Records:
+---+

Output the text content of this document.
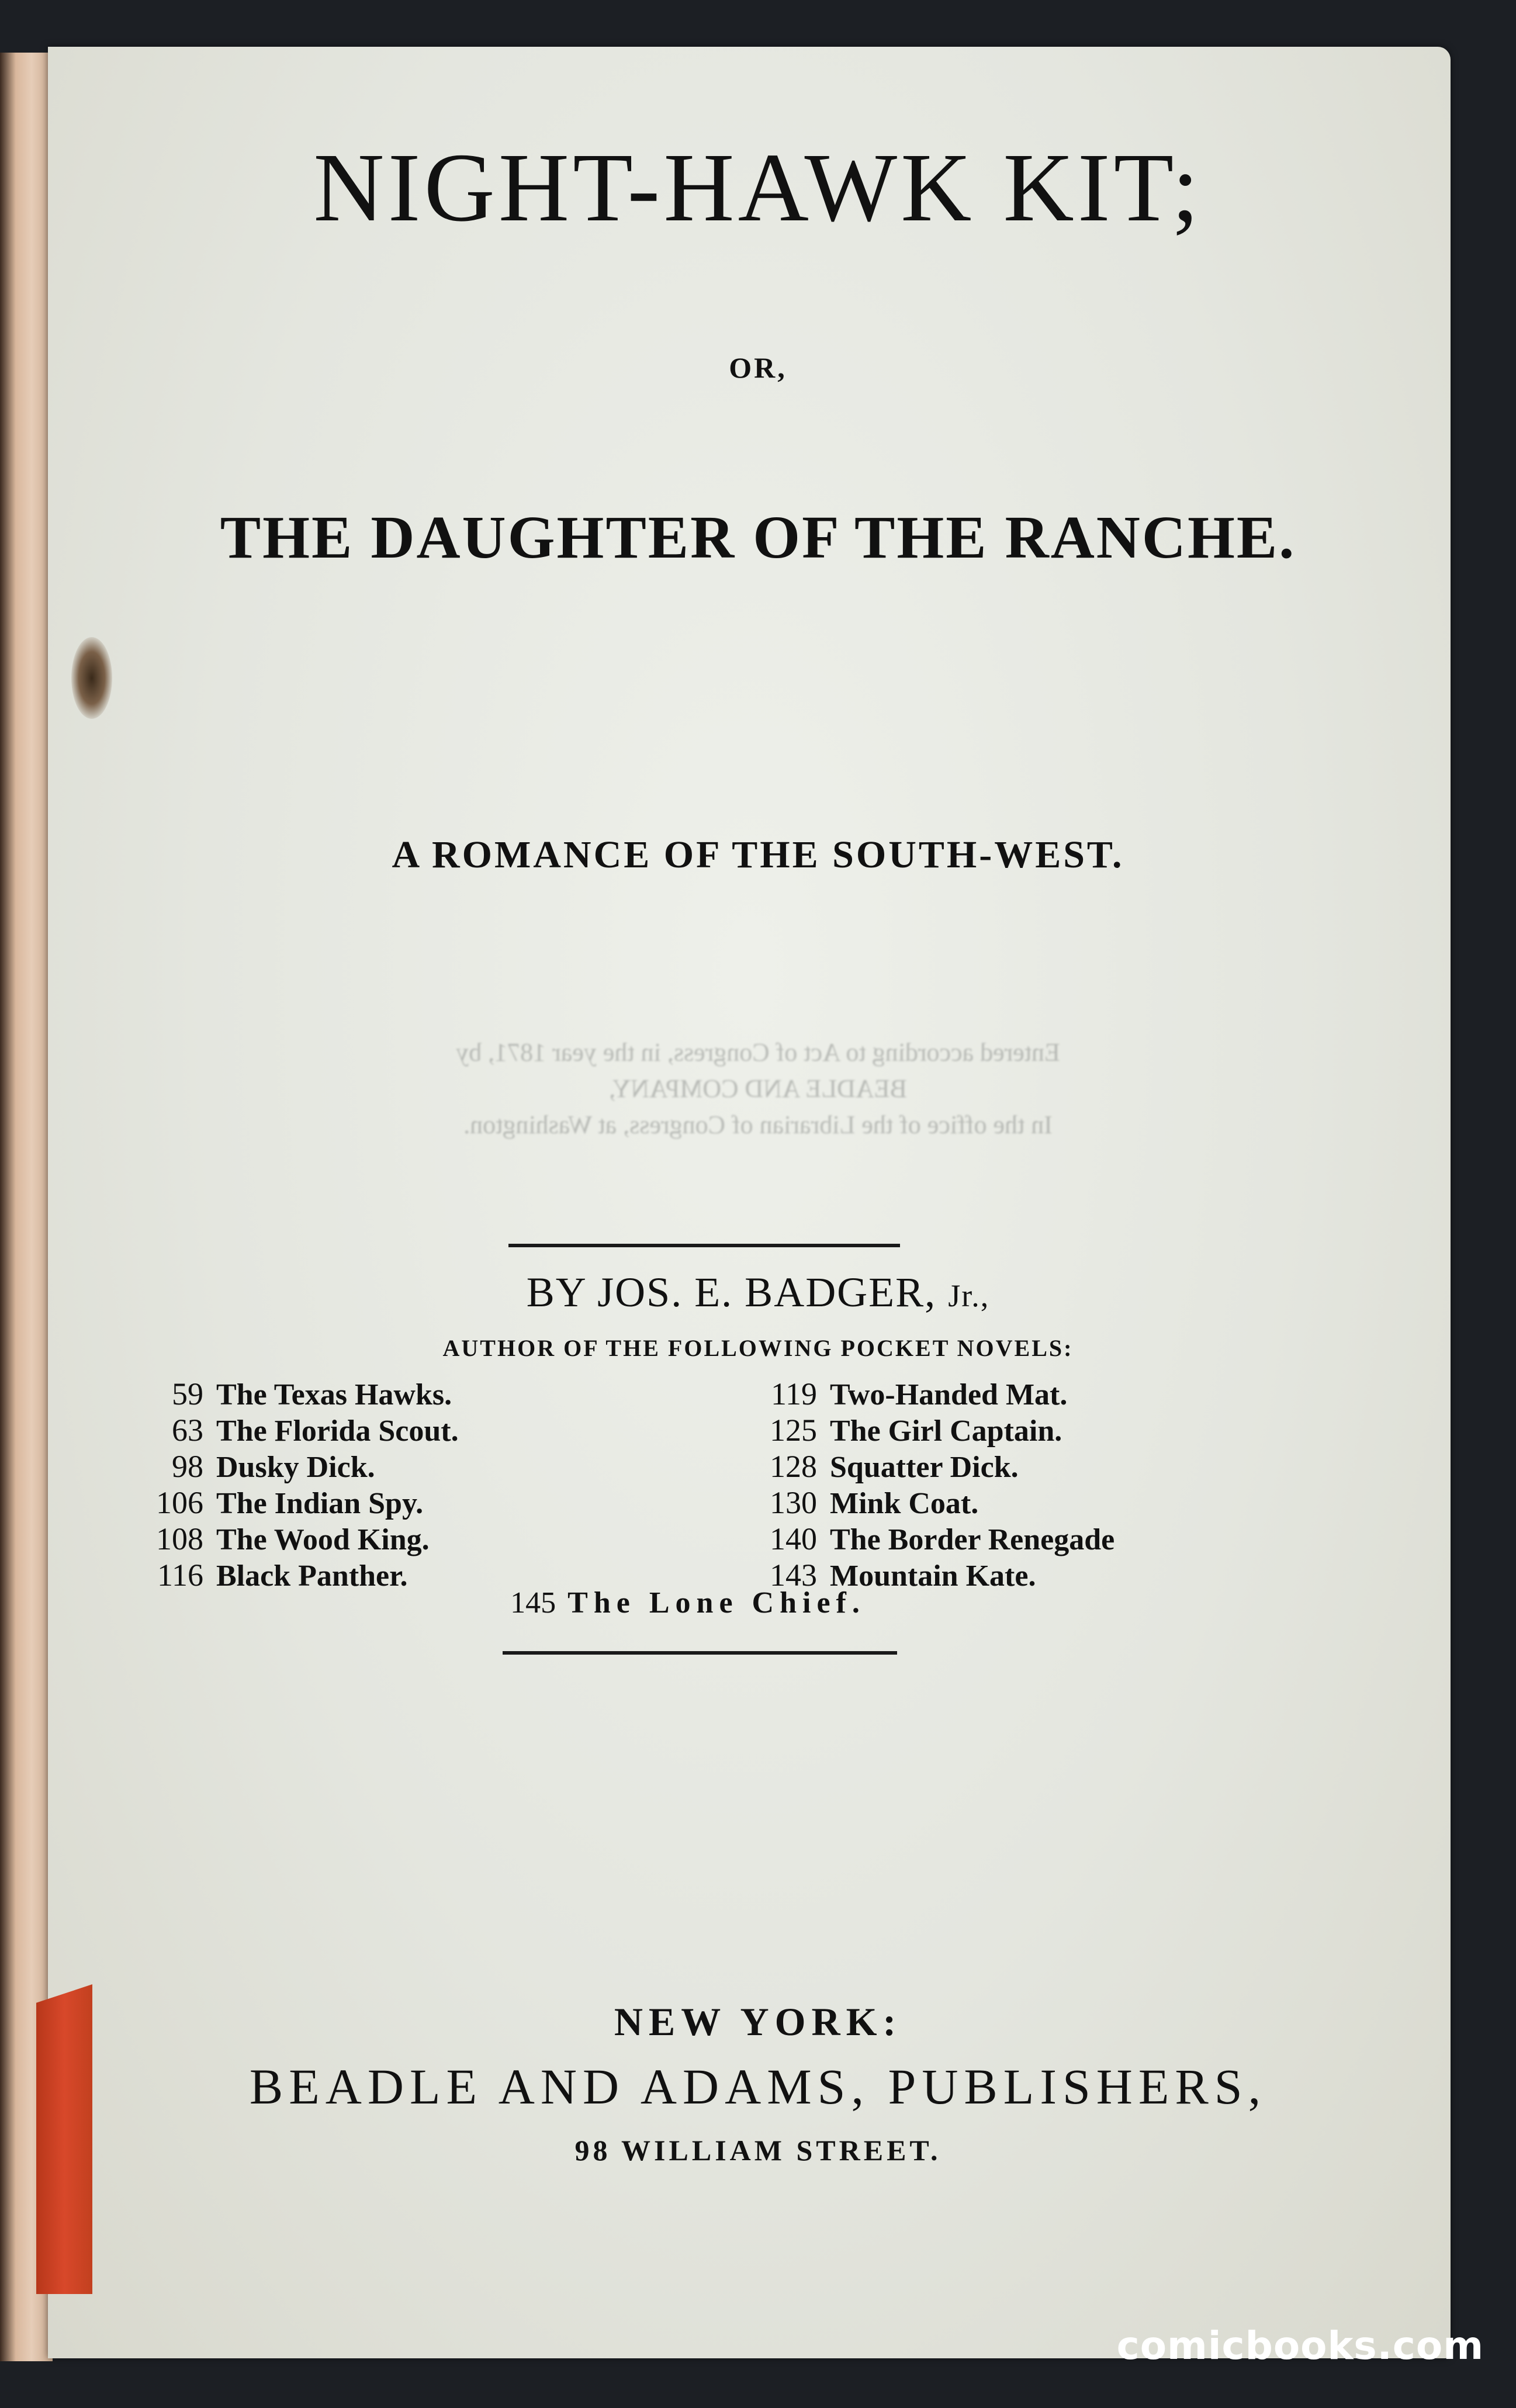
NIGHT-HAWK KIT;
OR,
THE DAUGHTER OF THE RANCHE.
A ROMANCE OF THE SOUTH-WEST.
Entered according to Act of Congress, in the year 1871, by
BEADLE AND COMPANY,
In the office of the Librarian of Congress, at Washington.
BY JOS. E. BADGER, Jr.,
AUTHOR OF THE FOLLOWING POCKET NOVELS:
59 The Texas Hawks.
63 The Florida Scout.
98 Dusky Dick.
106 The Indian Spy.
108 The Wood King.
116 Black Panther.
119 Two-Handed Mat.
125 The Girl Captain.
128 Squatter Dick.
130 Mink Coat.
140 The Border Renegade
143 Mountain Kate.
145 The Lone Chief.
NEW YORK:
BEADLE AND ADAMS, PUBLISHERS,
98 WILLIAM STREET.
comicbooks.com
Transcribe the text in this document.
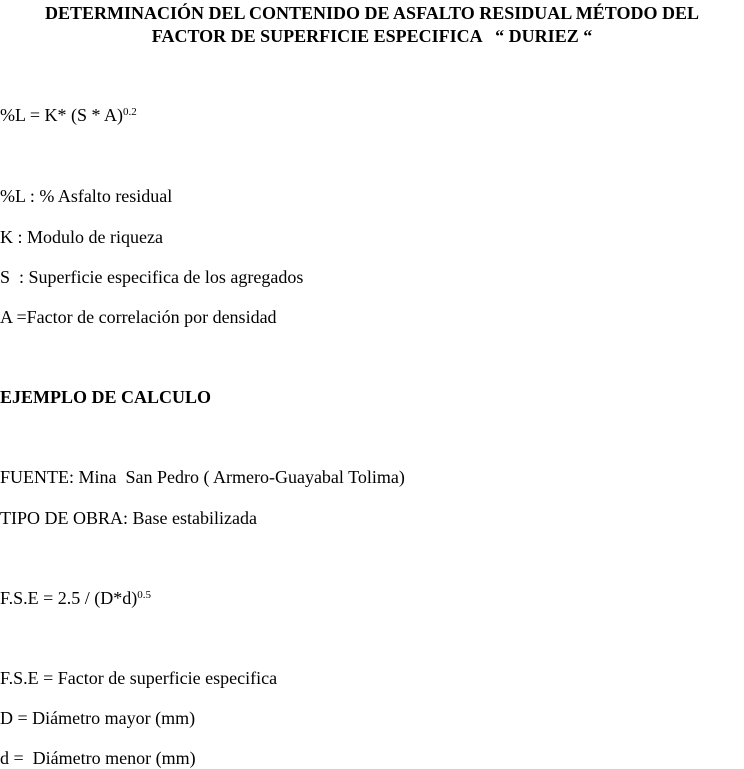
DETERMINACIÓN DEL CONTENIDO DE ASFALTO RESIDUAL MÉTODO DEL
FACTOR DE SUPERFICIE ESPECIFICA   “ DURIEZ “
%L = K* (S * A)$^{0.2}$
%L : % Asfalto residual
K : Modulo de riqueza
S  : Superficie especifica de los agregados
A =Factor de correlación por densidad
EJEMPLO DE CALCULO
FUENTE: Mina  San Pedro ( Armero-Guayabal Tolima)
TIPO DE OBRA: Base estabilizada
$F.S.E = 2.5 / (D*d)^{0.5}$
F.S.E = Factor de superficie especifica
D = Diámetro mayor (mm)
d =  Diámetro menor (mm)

+---+

WHAT TO PRODUCE | Gather each line of the listing that holds the string "text".

WORKED ANSWER |
Output the text content of this document.
Transcribe the text in this document.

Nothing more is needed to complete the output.